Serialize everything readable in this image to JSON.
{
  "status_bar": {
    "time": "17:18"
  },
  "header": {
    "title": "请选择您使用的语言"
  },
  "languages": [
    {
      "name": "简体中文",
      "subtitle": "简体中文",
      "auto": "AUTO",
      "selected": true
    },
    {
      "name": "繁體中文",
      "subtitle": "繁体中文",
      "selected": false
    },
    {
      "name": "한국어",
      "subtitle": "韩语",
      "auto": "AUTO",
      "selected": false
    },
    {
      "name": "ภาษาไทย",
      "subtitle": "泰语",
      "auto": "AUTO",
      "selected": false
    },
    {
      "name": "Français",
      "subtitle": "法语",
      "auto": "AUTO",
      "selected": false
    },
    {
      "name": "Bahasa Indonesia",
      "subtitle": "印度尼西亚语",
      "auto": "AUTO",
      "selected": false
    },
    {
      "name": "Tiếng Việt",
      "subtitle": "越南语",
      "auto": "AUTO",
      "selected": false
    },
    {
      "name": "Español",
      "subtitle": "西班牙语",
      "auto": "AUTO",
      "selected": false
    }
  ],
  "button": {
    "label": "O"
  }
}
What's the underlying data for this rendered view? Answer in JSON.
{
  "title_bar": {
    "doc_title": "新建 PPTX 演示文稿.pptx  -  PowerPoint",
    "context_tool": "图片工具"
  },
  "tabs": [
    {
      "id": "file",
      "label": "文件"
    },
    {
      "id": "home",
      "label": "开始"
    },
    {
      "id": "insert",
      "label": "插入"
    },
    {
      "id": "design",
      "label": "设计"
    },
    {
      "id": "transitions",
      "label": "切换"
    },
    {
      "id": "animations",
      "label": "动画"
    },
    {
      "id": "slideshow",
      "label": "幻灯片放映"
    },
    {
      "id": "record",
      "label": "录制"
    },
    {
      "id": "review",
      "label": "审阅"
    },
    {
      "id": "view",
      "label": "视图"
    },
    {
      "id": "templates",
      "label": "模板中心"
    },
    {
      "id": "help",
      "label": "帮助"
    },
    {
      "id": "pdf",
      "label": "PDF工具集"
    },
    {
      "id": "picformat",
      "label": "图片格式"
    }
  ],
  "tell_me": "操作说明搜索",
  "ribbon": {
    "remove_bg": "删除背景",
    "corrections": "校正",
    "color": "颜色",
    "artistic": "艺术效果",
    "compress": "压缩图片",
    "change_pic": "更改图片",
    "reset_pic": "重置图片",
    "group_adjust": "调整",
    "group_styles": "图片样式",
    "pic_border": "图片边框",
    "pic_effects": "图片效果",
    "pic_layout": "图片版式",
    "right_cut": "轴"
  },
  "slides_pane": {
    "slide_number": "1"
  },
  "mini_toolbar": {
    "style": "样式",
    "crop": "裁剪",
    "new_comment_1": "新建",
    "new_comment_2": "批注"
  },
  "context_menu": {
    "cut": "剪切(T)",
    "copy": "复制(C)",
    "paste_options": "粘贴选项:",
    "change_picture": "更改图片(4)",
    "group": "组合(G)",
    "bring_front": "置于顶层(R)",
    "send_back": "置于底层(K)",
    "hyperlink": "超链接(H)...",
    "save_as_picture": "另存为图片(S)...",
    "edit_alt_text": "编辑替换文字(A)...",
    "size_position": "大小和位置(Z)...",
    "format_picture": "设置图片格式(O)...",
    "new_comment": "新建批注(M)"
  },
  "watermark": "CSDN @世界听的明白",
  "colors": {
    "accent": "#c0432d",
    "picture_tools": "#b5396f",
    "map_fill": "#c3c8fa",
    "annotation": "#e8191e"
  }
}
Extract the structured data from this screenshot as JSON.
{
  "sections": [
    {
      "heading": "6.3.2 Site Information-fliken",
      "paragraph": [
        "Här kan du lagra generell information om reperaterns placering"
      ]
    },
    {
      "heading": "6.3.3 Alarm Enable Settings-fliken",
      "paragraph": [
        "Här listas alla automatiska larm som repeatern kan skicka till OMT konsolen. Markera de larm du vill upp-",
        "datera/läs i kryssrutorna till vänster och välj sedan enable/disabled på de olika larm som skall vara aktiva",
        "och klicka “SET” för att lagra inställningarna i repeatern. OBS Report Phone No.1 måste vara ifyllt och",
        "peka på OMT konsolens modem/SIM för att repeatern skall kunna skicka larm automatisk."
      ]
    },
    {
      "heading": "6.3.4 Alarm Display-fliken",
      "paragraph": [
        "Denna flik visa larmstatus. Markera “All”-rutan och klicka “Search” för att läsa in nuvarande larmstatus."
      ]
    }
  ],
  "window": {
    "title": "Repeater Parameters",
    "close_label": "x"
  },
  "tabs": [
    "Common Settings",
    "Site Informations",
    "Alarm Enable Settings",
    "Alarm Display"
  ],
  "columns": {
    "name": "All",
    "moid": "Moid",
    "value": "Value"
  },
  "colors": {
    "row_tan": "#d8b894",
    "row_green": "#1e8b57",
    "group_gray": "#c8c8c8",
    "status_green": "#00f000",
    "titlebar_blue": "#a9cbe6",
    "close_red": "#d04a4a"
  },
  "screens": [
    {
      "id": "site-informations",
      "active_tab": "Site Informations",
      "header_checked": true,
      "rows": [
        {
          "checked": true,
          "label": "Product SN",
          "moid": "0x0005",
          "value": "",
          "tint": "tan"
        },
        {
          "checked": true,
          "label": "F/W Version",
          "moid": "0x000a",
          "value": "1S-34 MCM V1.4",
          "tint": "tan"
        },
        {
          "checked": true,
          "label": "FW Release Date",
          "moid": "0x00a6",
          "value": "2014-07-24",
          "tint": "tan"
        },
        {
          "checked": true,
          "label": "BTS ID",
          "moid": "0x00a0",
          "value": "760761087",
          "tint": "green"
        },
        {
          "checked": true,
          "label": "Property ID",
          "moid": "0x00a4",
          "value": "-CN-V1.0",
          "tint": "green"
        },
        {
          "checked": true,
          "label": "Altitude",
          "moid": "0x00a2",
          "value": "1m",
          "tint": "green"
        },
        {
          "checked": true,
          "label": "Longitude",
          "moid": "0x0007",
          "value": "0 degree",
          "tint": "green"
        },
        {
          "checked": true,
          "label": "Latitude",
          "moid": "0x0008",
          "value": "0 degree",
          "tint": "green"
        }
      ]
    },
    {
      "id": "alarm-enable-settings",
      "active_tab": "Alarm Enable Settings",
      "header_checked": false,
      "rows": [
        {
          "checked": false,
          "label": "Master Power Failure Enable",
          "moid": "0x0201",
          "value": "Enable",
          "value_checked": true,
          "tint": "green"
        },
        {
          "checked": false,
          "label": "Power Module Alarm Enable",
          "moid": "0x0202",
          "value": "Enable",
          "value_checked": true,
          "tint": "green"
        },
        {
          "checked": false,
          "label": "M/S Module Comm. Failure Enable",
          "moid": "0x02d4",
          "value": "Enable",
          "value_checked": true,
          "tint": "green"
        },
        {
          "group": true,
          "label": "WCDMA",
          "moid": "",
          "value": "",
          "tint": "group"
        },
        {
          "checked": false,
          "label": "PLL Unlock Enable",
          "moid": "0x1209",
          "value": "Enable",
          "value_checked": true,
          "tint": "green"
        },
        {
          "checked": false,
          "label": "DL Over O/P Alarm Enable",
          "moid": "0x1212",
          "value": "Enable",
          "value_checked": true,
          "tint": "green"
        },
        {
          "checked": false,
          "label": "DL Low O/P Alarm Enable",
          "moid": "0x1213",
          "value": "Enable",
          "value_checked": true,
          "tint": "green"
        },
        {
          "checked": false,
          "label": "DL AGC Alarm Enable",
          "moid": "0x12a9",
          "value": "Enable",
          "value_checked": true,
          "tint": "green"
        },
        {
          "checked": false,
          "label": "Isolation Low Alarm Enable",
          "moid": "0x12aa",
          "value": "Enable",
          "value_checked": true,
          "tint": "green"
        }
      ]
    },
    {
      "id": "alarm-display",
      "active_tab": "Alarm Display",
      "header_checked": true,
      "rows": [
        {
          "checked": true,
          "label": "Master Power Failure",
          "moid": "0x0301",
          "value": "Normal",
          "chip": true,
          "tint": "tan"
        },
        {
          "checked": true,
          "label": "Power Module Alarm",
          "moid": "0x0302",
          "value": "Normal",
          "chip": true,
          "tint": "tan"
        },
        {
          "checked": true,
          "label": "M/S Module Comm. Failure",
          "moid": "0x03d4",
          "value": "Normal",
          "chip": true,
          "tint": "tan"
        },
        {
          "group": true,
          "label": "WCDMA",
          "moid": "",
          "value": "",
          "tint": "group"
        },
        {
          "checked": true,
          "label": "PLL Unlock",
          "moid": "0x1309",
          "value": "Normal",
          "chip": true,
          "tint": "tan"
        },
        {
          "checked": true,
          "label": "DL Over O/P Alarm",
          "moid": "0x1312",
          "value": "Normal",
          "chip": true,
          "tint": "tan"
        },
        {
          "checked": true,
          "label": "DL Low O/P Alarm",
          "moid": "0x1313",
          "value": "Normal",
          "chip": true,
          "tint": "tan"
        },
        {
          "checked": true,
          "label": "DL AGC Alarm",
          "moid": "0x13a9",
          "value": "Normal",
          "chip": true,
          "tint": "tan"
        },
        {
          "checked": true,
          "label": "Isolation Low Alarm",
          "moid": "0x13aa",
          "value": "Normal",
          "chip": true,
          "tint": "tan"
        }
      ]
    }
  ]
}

BRIEF: From the entries above, copy every line that holds the word "skall".

THE COMPLETED TASK:
        "datera/läs i kryssrutorna till vänster och välj sedan enable/disabled på de olika larm som skall vara aktiva",
        "peka på OMT konsolens modem/SIM för att repeatern skall kunna skicka larm automatisk."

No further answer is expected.